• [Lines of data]

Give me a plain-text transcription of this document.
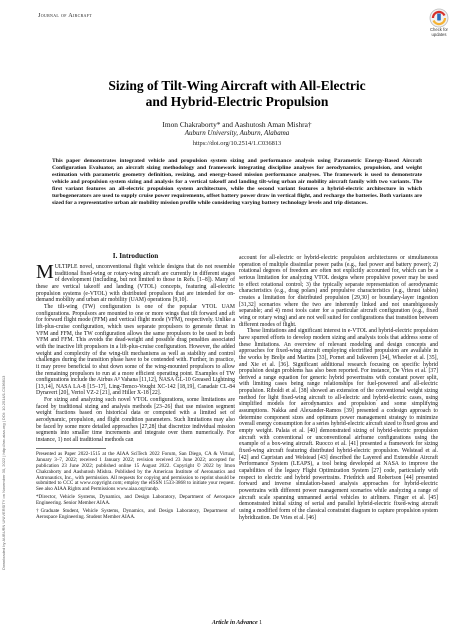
Journal of Aircraft
Check for
updates
Downloaded by AUBURN UNIVERSITY on November 30, 2022 | http://arc.aiaa.org | DOI: 10.2514/1.C036813
Sizing of Tilt-Wing Aircraft with All-Electric
and Hybrid-Electric Propulsion
Imon Chakraborty* and Aashutosh Aman Mishra†
Auburn University, Auburn, Alabama
https://doi.org/10.2514/1.C036813
This paper demonstrates integrated vehicle and propulsion system sizing and performance analysis using Parametric Energy-Based Aircraft Configuration Evaluator, an aircraft sizing methodology and framework integrating discipline analyses for aerodynamics, propulsion, and weight estimation with parametric geometry definition, resizing, and energy-based mission performance analyses. The framework is used to demonstrate vehicle and propulsion system sizing and analysis for a vertical takeoff and landing tilt-wing urban air mobility aircraft family with two variants. The first variant features an all-electric propulsion system architecture, while the second variant features a hybrid-electric architecture in which turbogenerators are used to supply cruise power requirements, offset battery power draw in vertical flight, and recharge the batteries. Both variants are sized for a representative urban air mobility mission profile while considering varying battery technology levels and trip distances.
I. Introduction

MULTIPLE novel, unconventional flight vehicle designs that do not resemble traditional fixed-wing or rotary-wing aircraft are currently in different stages of development (including, but not limited to those in Refs. [1–8]). Many of these are vertical takeoff and landing (VTOL) concepts, featuring all-electric propulsion systems (e-VTOL) with distributed propulsors that are intended for on-demand mobility and urban air mobility (UAM) operations [9,10].

The tilt-wing (TW) configuration is one of the popular VTOL UAM configurations. Propulsors are mounted to one or more wings that tilt forward and aft for forward flight mode (FFM) and vertical flight mode (VFM), respectively. Unlike a lift-plus-cruise configuration, which uses separate propulsors to generate thrust in VFM and FFM, the TW configuration allows the same propulsors to be used in both VFM and FFM. This avoids the dead-weight and possible drag penalties associated with the inactive lift propulsors in a lift-plus-cruise configuration. However, the added weight and complexity of the wing-tilt mechanisms as well as stability and control challenges during the transition phase have to be contended with. Further, in practice, it may prove beneficial to shut down some of the wing-mounted propulsors to allow the remaining propulsors to run at a more efficient operating point. Examples of TW configurations include the Airbus A³ Vahana [11,12], NASA GL-10 Greased Lightning [13,14], NASA LA-8 [15–17], Ling-Temco-Vought XC-142 [18,19], Canadair CL-84 Dynavert [20], Vertol VZ-2 [21], and Hiller X-18 [22].

For sizing and analyzing such novel VTOL configurations, some limitations are faced by traditional sizing and analysis methods [23–26] that use mission segment weight fractions based on historical data or computed with a limited set of aerodynamic, propulsion, and flight condition parameters. Such limitations may also be faced by some more detailed approaches [27,28] that discretize individual mission segments into smaller time increments and integrate over them numerically. For instance, 1) not all traditional methods can

Presented as Paper 2022-1515 at the AIAA SciTech 2022 Forum, San Diego, CA & Virtual, January 3–7, 2022; received 1 January 2022; revision received 23 June 2022; accepted for publication 23 June 2022; published online 15 August 2022. Copyright © 2022 by Imon Chakraborty and Aashutosh Mishra. Published by the American Institute of Aeronautics and Astronautics, Inc., with permission. All requests for copying and permission to reprint should be submitted to CCC at www.copyright.com; employ the eISSN 1533-3868 to initiate your request. See also AIAA Rights and Permissions www.aiaa.org/randp.

*Director, Vehicle Systems, Dynamics, and Design Laboratory, Department of Aerospace Engineering. Senior Member AIAA.

†Graduate Student, Vehicle Systems, Dynamics, and Design Laboratory, Department of Aerospace Engineering. Student Member AIAA.

account for all-electric or hybrid-electric propulsion architectures or simultaneous operation of multiple dissimilar power paths (e.g., fuel power and battery power); 2) rotational degrees of freedom are often not explicitly accounted for, which can be a serious limitation for analyzing VTOL designs where propulsive power may be used to effect rotational control; 3) the typically separate representation of aerodynamic characteristics (e.g., drag polars) and propulsive characteristics (e.g., thrust tables) creates a limitation for distributed propulsion [29,30] or boundary-layer ingestion [31,32] scenarios where the two are inherently linked and not unambiguously separable; and 4) most tools cater for a particular aircraft configuration (e.g., fixed wing or rotary wing) and are not well suited for configurations that transition between different modes of flight.

These limitations and significant interest in e-VTOL and hybrid-electric propulsion have spurred efforts to develop modern sizing and analysis tools that address some of these limitations. An overview of relevant modeling and design concepts and approaches for fixed-wing aircraft employing electrified propulsion are available in the works by Brelje and Martins [33], Pornet and Isikveren [34], Wheeler et al. [35], and Xie et al. [36]. Significant additional research focusing on specific hybrid propulsion design problems has also been reported. For instance, De Vries et al. [37] derived a range equation for generic hybrid powertrains with constant power split, with limiting cases being range relationships for fuel-powered and all-electric propulsion. Riboldi et al. [38] showed an extension of the conventional weight sizing method for light fixed-wing aircraft to all-electric and hybrid-electric cases, using simplified models for aerodynamics and propulsion and some simplifying assumptions. Nakka and Alexander-Ramos [39] presented a codesign approach to determine component sizes and optimum power management strategy to minimize overall energy consumption for a series hybrid-electric aircraft sized to fixed gross and empty weight. Palaia et al. [40] demonstrated sizing of hybrid-electric propulsion aircraft with conventional or unconventional airframe configurations using the example of a box-wing aircraft. Ruocco et al. [41] presented a framework for sizing fixed-wing aircraft featuring distributed hybrid-electric propulsion. Welstead et al. [42] and Capristan and Welstead [43] described the Layered and Extensible Aircraft Performance System (LEAPS), a tool being developed at NASA to improve the capabilities of the legacy Flight Optimization System [27] code, particularly with respect to electric and hybrid powertrains. Friedrich and Robertson [44] presented forward and inverse simulation-based analysis approaches for hybrid-electric powertrains with different power management scenarios while analyzing a range of aircraft scale spanning unmanned aerial vehicles to airliners. Finger et al. [45] demonstrated initial sizing of serial and parallel hybrid-electric fixed-wing aircraft using a modified form of the classical constraint diagram to capture propulsion system hybridization. De Vries et al. [46]

Article in Advance 1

• [AIM] Copy down every line of the material above that includes the string "limited".

• [FINISHED TASK]
MULTIPLE novel, unconventional flight vehicle designs that do not resemble traditional fixed-wing or rotary-wing aircraft are currently in different stages of development (including, but not limited to those in Refs. [1–8]). Many of these are vertical takeoff and landing (VTOL) concepts, featuring all-electric propulsion systems (e-VTOL) with distributed propulsors that are intended for on-demand mobility and urban air mobility (UAM) operations [9,10].
For sizing and analyzing such novel VTOL configurations, some limitations are faced by traditional sizing and analysis methods [23–26] that use mission segment weight fractions based on historical data or computed with a limited set of aerodynamic, propulsion, and flight condition parameters. Such limitations may also be faced by some more detailed approaches [27,28] that discretize individual mission segments into smaller time increments and integrate over them numerically. For instance, 1) not all traditional methods can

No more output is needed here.